**STATED GOAL**: Scan each line of the records for the word "this" and extract the ones that have it.

**DATA EXCERPTS**:
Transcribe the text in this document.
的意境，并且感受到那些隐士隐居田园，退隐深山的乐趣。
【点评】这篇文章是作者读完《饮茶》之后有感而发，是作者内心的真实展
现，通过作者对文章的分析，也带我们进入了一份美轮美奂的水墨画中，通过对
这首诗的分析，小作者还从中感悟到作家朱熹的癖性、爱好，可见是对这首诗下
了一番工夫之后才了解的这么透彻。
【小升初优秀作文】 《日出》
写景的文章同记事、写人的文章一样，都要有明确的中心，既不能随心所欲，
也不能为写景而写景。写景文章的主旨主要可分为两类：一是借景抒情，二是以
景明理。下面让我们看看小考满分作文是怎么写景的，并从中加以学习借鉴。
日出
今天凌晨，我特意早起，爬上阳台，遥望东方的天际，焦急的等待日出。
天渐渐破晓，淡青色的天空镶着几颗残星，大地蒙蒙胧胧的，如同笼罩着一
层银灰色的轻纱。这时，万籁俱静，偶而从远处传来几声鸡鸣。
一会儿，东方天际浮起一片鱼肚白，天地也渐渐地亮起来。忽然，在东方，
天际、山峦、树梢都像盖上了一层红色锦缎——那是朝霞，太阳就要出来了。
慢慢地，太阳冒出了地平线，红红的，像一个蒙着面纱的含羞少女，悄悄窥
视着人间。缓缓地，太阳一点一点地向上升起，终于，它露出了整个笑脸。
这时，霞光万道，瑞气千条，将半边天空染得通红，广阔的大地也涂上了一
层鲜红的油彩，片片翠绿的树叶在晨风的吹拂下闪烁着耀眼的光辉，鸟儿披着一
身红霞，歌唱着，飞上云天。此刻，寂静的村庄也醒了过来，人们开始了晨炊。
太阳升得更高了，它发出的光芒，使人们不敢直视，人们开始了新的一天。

...

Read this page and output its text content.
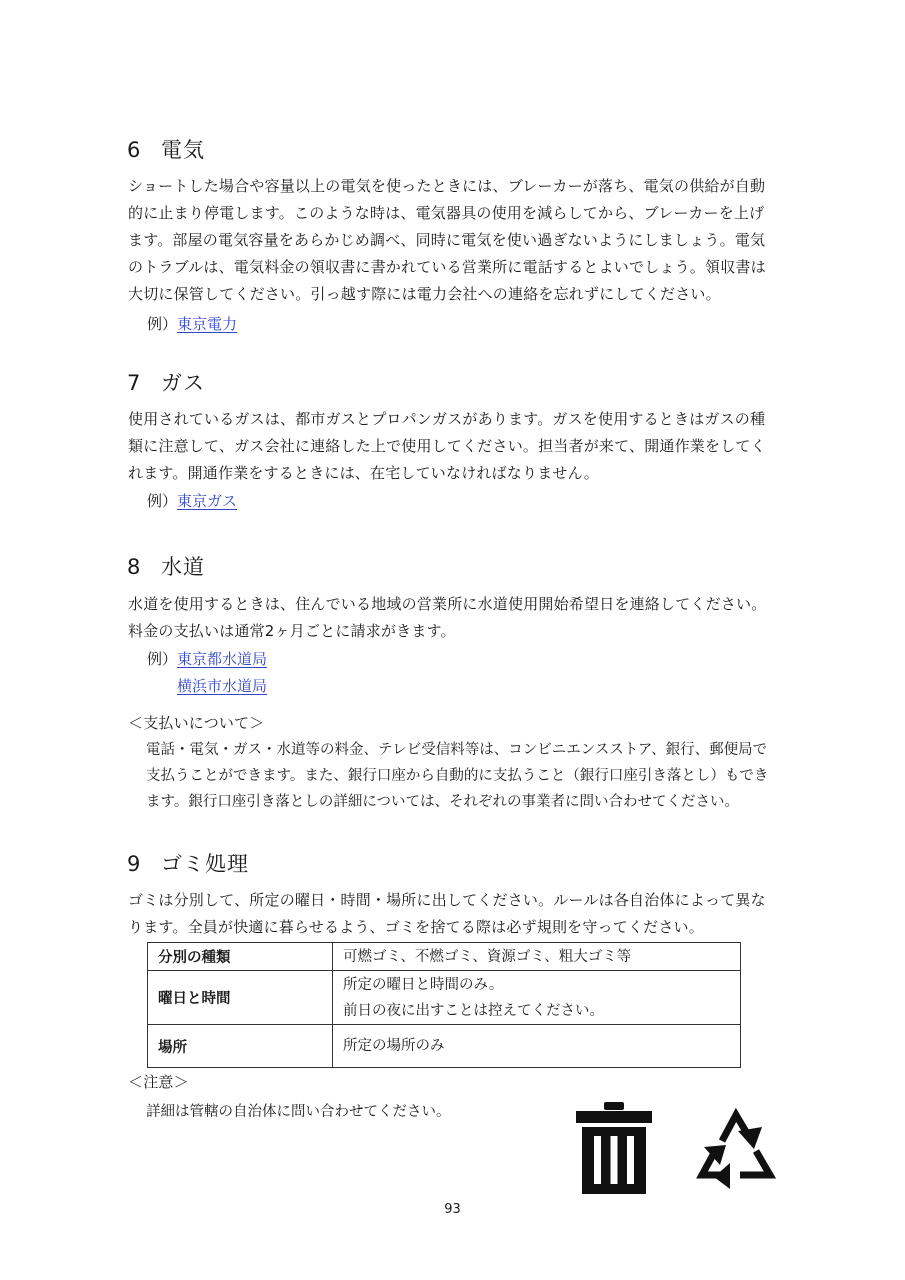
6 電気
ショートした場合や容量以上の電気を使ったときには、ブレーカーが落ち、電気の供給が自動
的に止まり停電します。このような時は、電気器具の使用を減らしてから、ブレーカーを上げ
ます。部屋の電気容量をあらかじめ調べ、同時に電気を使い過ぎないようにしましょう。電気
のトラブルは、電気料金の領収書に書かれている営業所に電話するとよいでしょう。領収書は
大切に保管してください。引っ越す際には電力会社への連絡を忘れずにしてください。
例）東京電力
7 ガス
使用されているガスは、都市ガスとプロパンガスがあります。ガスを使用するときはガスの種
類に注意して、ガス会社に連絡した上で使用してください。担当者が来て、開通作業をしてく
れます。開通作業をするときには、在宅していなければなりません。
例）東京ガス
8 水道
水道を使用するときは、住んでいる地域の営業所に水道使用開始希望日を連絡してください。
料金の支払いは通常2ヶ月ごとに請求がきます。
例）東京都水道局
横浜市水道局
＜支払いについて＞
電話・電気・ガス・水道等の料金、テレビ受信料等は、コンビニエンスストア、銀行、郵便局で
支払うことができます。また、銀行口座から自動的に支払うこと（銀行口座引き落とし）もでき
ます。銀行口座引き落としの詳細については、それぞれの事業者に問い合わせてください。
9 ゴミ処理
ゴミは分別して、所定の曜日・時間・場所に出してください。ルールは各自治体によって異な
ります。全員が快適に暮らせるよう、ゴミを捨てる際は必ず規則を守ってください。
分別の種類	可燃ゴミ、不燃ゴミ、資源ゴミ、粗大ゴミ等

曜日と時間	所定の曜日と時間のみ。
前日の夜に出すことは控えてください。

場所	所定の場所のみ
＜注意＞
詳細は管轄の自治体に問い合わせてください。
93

**RESPONSE**:
Transcribe the text in this document.
Read this page and output its text content.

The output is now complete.